DATA SUPPLIED ->
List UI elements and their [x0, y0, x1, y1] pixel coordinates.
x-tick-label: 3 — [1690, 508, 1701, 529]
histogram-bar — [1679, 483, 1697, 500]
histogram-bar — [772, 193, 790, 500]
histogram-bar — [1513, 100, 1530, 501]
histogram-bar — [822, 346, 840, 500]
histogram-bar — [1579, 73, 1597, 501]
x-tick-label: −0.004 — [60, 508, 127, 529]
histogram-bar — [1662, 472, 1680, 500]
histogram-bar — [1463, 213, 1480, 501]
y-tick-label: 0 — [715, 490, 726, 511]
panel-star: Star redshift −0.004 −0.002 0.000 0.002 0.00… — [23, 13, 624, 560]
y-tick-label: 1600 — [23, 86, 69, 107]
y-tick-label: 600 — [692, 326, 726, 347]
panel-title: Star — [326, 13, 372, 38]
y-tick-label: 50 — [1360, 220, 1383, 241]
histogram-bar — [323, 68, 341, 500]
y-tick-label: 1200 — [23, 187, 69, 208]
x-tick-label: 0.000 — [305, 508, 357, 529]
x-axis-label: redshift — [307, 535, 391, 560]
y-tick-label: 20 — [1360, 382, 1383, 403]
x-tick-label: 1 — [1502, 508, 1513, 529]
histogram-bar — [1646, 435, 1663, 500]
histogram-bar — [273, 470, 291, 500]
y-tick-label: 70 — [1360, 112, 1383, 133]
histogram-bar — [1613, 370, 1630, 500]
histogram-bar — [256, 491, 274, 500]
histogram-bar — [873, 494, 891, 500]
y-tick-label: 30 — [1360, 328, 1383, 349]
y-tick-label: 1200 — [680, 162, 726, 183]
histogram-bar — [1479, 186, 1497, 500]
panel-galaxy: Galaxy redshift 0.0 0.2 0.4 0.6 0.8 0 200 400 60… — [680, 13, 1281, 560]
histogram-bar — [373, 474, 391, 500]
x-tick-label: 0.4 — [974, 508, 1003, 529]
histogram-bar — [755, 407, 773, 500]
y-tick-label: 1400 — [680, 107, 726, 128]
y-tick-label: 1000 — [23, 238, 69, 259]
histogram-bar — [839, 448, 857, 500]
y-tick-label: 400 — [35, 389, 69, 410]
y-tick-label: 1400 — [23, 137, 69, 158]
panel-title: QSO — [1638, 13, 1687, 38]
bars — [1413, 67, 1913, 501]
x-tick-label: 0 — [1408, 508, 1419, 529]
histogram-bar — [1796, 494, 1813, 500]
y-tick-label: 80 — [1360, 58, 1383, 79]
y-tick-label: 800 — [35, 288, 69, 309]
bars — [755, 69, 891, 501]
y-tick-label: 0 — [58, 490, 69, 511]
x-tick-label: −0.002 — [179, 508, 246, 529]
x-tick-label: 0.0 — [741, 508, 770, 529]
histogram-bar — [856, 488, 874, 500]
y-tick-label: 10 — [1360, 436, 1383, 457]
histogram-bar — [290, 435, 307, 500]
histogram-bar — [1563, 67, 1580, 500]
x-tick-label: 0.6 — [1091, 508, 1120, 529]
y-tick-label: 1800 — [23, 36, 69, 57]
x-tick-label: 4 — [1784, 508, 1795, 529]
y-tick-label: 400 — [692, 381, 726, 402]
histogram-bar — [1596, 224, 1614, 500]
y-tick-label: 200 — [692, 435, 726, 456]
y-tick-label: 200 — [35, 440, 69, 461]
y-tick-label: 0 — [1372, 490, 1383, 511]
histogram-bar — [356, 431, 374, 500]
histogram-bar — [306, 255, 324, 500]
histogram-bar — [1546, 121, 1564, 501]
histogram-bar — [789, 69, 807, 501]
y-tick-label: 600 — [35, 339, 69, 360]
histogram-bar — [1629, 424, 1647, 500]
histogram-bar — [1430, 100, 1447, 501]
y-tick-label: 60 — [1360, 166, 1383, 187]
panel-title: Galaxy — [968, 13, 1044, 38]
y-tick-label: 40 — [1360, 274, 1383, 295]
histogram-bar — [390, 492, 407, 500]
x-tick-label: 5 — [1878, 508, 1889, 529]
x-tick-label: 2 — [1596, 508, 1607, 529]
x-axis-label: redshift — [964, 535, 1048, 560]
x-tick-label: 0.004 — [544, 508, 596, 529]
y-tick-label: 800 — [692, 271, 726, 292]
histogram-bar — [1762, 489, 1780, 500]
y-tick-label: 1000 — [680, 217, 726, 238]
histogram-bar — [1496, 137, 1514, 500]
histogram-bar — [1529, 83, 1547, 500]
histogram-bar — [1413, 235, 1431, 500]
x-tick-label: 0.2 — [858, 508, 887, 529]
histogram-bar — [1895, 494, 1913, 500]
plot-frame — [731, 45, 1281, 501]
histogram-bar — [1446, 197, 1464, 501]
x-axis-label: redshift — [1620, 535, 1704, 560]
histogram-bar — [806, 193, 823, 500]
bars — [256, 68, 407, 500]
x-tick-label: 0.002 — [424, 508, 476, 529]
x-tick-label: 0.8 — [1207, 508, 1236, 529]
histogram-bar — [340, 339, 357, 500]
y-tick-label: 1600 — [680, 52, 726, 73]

TASK OBJECTIVE -> Please rewrite the records above, changing every "histogram-bar" to "histogram-column" and leaving everything else unchanged.

IN RESPONSE ->
List UI elements and their [x0, y0, x1, y1] pixel coordinates.
x-tick-label: 3 — [1690, 508, 1701, 529]
histogram-column — [1679, 483, 1697, 500]
histogram-column — [772, 193, 790, 500]
histogram-column — [1513, 100, 1530, 501]
histogram-column — [822, 346, 840, 500]
histogram-column — [1579, 73, 1597, 501]
x-tick-label: −0.004 — [60, 508, 127, 529]
histogram-column — [1662, 472, 1680, 500]
histogram-column — [1463, 213, 1480, 501]
y-tick-label: 0 — [715, 490, 726, 511]
panel-star: Star redshift −0.004 −0.002 0.000 0.002 0.00… — [23, 13, 624, 560]
y-tick-label: 1600 — [23, 86, 69, 107]
y-tick-label: 600 — [692, 326, 726, 347]
panel-title: Star — [326, 13, 372, 38]
y-tick-label: 50 — [1360, 220, 1383, 241]
histogram-column — [323, 68, 341, 500]
y-tick-label: 1200 — [23, 187, 69, 208]
x-tick-label: 0.000 — [305, 508, 357, 529]
x-axis-label: redshift — [307, 535, 391, 560]
y-tick-label: 20 — [1360, 382, 1383, 403]
x-tick-label: 1 — [1502, 508, 1513, 529]
histogram-column — [1646, 435, 1663, 500]
histogram-column — [273, 470, 291, 500]
y-tick-label: 70 — [1360, 112, 1383, 133]
histogram-column — [1613, 370, 1630, 500]
histogram-column — [256, 491, 274, 500]
histogram-column — [873, 494, 891, 500]
y-tick-label: 30 — [1360, 328, 1383, 349]
y-tick-label: 1200 — [680, 162, 726, 183]
histogram-column — [1479, 186, 1497, 500]
panel-galaxy: Galaxy redshift 0.0 0.2 0.4 0.6 0.8 0 200 400 60… — [680, 13, 1281, 560]
histogram-column — [373, 474, 391, 500]
x-tick-label: 0.4 — [974, 508, 1003, 529]
histogram-column — [755, 407, 773, 500]
y-tick-label: 1400 — [680, 107, 726, 128]
y-tick-label: 1000 — [23, 238, 69, 259]
histogram-column — [839, 448, 857, 500]
y-tick-label: 400 — [35, 389, 69, 410]
y-tick-label: 1400 — [23, 137, 69, 158]
panel-title: QSO — [1638, 13, 1687, 38]
bars — [1413, 67, 1913, 501]
x-tick-label: 0 — [1408, 508, 1419, 529]
histogram-column — [1796, 494, 1813, 500]
y-tick-label: 80 — [1360, 58, 1383, 79]
y-tick-label: 800 — [35, 288, 69, 309]
bars — [755, 69, 891, 501]
y-tick-label: 0 — [58, 490, 69, 511]
x-tick-label: −0.002 — [179, 508, 246, 529]
x-tick-label: 0.0 — [741, 508, 770, 529]
histogram-column — [856, 488, 874, 500]
y-tick-label: 10 — [1360, 436, 1383, 457]
histogram-column — [290, 435, 307, 500]
histogram-column — [1563, 67, 1580, 500]
x-tick-label: 0.6 — [1091, 508, 1120, 529]
y-tick-label: 1800 — [23, 36, 69, 57]
x-tick-label: 4 — [1784, 508, 1795, 529]
y-tick-label: 400 — [692, 381, 726, 402]
histogram-column — [1596, 224, 1614, 500]
y-tick-label: 200 — [692, 435, 726, 456]
y-tick-label: 200 — [35, 440, 69, 461]
y-tick-label: 0 — [1372, 490, 1383, 511]
histogram-column — [356, 431, 374, 500]
histogram-column — [306, 255, 324, 500]
histogram-column — [1546, 121, 1564, 501]
histogram-column — [789, 69, 807, 501]
y-tick-label: 600 — [35, 339, 69, 360]
histogram-column — [1629, 424, 1647, 500]
histogram-column — [1430, 100, 1447, 501]
y-tick-label: 60 — [1360, 166, 1383, 187]
panel-title: Galaxy — [968, 13, 1044, 38]
y-tick-label: 40 — [1360, 274, 1383, 295]
histogram-column — [390, 492, 407, 500]
x-tick-label: 5 — [1878, 508, 1889, 529]
x-tick-label: 2 — [1596, 508, 1607, 529]
x-axis-label: redshift — [964, 535, 1048, 560]
x-tick-label: 0.004 — [544, 508, 596, 529]
y-tick-label: 800 — [692, 271, 726, 292]
histogram-column — [1762, 489, 1780, 500]
y-tick-label: 1000 — [680, 217, 726, 238]
histogram-column — [1496, 137, 1514, 500]
histogram-column — [1529, 83, 1547, 500]
histogram-column — [1413, 235, 1431, 500]
x-tick-label: 0.2 — [858, 508, 887, 529]
histogram-column — [1895, 494, 1913, 500]
plot-frame — [731, 45, 1281, 501]
histogram-column — [1446, 197, 1464, 501]
x-axis-label: redshift — [1620, 535, 1704, 560]
histogram-column — [806, 193, 823, 500]
bars — [256, 68, 407, 500]
x-tick-label: 0.002 — [424, 508, 476, 529]
x-tick-label: 0.8 — [1207, 508, 1236, 529]
histogram-column — [340, 339, 357, 500]
y-tick-label: 1600 — [680, 52, 726, 73]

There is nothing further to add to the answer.